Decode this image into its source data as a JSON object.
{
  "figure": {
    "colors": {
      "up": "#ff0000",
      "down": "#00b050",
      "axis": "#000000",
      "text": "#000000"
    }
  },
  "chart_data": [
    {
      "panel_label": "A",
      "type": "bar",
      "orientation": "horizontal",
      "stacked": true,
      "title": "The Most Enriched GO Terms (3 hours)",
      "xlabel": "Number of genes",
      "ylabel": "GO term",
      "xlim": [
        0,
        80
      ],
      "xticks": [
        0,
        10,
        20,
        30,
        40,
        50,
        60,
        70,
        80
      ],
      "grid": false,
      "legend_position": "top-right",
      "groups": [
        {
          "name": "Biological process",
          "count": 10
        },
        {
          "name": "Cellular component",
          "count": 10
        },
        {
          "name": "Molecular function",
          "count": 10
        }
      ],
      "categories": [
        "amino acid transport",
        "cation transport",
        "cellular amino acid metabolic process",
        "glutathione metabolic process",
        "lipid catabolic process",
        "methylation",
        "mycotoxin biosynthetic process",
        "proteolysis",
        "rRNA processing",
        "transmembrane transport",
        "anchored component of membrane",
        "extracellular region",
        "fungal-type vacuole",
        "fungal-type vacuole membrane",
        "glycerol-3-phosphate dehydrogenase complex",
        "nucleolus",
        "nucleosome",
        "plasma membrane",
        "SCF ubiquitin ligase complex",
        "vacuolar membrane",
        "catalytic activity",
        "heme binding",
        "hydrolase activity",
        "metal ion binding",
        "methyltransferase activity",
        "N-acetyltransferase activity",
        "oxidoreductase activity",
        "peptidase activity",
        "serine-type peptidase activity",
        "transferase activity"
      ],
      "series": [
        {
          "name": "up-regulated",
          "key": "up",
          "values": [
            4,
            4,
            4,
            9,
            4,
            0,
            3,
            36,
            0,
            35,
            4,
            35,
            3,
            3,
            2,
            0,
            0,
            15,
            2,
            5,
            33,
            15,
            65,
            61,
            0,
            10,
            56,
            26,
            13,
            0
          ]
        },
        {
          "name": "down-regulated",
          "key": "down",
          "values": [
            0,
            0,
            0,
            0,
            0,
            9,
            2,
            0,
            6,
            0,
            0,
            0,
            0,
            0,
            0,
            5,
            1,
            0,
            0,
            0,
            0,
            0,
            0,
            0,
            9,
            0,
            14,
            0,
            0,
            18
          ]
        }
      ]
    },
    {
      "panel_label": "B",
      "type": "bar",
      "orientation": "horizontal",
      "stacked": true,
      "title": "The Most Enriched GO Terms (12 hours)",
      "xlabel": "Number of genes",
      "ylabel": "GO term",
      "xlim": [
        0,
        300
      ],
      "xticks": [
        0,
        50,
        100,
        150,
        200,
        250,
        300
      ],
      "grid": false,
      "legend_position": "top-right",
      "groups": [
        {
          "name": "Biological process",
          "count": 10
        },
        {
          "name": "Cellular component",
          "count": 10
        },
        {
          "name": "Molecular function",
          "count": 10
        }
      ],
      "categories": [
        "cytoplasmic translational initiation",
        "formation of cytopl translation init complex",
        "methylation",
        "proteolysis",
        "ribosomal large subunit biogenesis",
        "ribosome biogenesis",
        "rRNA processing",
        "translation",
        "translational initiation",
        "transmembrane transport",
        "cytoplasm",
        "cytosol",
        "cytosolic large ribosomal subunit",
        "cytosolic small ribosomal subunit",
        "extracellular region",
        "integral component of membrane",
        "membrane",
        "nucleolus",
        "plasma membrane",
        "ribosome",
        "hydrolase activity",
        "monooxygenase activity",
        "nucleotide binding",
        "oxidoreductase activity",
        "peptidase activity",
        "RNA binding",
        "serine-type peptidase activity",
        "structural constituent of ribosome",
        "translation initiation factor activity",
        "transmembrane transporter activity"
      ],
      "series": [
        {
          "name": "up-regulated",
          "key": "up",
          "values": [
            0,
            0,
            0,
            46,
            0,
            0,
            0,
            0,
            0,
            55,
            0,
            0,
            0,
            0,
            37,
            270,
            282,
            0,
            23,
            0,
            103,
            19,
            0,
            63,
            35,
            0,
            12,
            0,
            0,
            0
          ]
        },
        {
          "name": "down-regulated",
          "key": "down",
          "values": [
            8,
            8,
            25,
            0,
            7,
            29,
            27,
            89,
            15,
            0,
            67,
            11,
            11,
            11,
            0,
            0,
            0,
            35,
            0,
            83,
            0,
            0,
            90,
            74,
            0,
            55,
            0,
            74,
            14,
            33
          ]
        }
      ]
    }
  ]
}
***
Having read the entries, output all of them verbatim.

Decode this image into its source data as a JSON object.
{
  "figure": {
    "colors": {
      "up": "#ff0000",
      "down": "#00b050",
      "axis": "#000000",
      "text": "#000000"
    }
  },
  "chart_data": [
    {
      "panel_label": "A",
      "type": "bar",
      "orientation": "horizontal",
      "stacked": true,
      "title": "The Most Enriched GO Terms (3 hours)",
      "xlabel": "Number of genes",
      "ylabel": "GO term",
      "xlim": [
        0,
        80
      ],
      "xticks": [
        0,
        10,
        20,
        30,
        40,
        50,
        60,
        70,
        80
      ],
      "grid": false,
      "legend_position": "top-right",
      "groups": [
        {
          "name": "Biological process",
          "count": 10
        },
        {
          "name": "Cellular component",
          "count": 10
        },
        {
          "name": "Molecular function",
          "count": 10
        }
      ],
      "categories": [
        "amino acid transport",
        "cation transport",
        "cellular amino acid metabolic process",
        "glutathione metabolic process",
        "lipid catabolic process",
        "methylation",
        "mycotoxin biosynthetic process",
        "proteolysis",
        "rRNA processing",
        "transmembrane transport",
        "anchored component of membrane",
        "extracellular region",
        "fungal-type vacuole",
        "fungal-type vacuole membrane",
        "glycerol-3-phosphate dehydrogenase complex",
        "nucleolus",
        "nucleosome",
        "plasma membrane",
        "SCF ubiquitin ligase complex",
        "vacuolar membrane",
        "catalytic activity",
        "heme binding",
        "hydrolase activity",
        "metal ion binding",
        "methyltransferase activity",
        "N-acetyltransferase activity",
        "oxidoreductase activity",
        "peptidase activity",
        "serine-type peptidase activity",
        "transferase activity"
      ],
      "series": [
        {
          "name": "up-regulated",
          "key": "up",
          "values": [
            4,
            4,
            4,
            9,
            4,
            0,
            3,
            36,
            0,
            35,
            4,
            35,
            3,
            3,
            2,
            0,
            0,
            15,
            2,
            5,
            33,
            15,
            65,
            61,
            0,
            10,
            56,
            26,
            13,
            0
          ]
        },
        {
          "name": "down-regulated",
          "key": "down",
          "values": [
            0,
            0,
            0,
            0,
            0,
            9,
            2,
            0,
            6,
            0,
            0,
            0,
            0,
            0,
            0,
            5,
            1,
            0,
            0,
            0,
            0,
            0,
            0,
            0,
            9,
            0,
            14,
            0,
            0,
            18
          ]
        }
      ]
    },
    {
      "panel_label": "B",
      "type": "bar",
      "orientation": "horizontal",
      "stacked": true,
      "title": "The Most Enriched GO Terms (12 hours)",
      "xlabel": "Number of genes",
      "ylabel": "GO term",
      "xlim": [
        0,
        300
      ],
      "xticks": [
        0,
        50,
        100,
        150,
        200,
        250,
        300
      ],
      "grid": false,
      "legend_position": "top-right",
      "groups": [
        {
          "name": "Biological process",
          "count": 10
        },
        {
          "name": "Cellular component",
          "count": 10
        },
        {
          "name": "Molecular function",
          "count": 10
        }
      ],
      "categories": [
        "cytoplasmic translational initiation",
        "formation of cytopl translation init complex",
        "methylation",
        "proteolysis",
        "ribosomal large subunit biogenesis",
        "ribosome biogenesis",
        "rRNA processing",
        "translation",
        "translational initiation",
        "transmembrane transport",
        "cytoplasm",
        "cytosol",
        "cytosolic large ribosomal subunit",
        "cytosolic small ribosomal subunit",
        "extracellular region",
        "integral component of membrane",
        "membrane",
        "nucleolus",
        "plasma membrane",
        "ribosome",
        "hydrolase activity",
        "monooxygenase activity",
        "nucleotide binding",
        "oxidoreductase activity",
        "peptidase activity",
        "RNA binding",
        "serine-type peptidase activity",
        "structural constituent of ribosome",
        "translation initiation factor activity",
        "transmembrane transporter activity"
      ],
      "series": [
        {
          "name": "up-regulated",
          "key": "up",
          "values": [
            0,
            0,
            0,
            46,
            0,
            0,
            0,
            0,
            0,
            55,
            0,
            0,
            0,
            0,
            37,
            270,
            282,
            0,
            23,
            0,
            103,
            19,
            0,
            63,
            35,
            0,
            12,
            0,
            0,
            0
          ]
        },
        {
          "name": "down-regulated",
          "key": "down",
          "values": [
            8,
            8,
            25,
            0,
            7,
            29,
            27,
            89,
            15,
            0,
            67,
            11,
            11,
            11,
            0,
            0,
            0,
            35,
            0,
            83,
            0,
            0,
            90,
            74,
            0,
            55,
            0,
            74,
            14,
            33
          ]
        }
      ]
    }
  ]
}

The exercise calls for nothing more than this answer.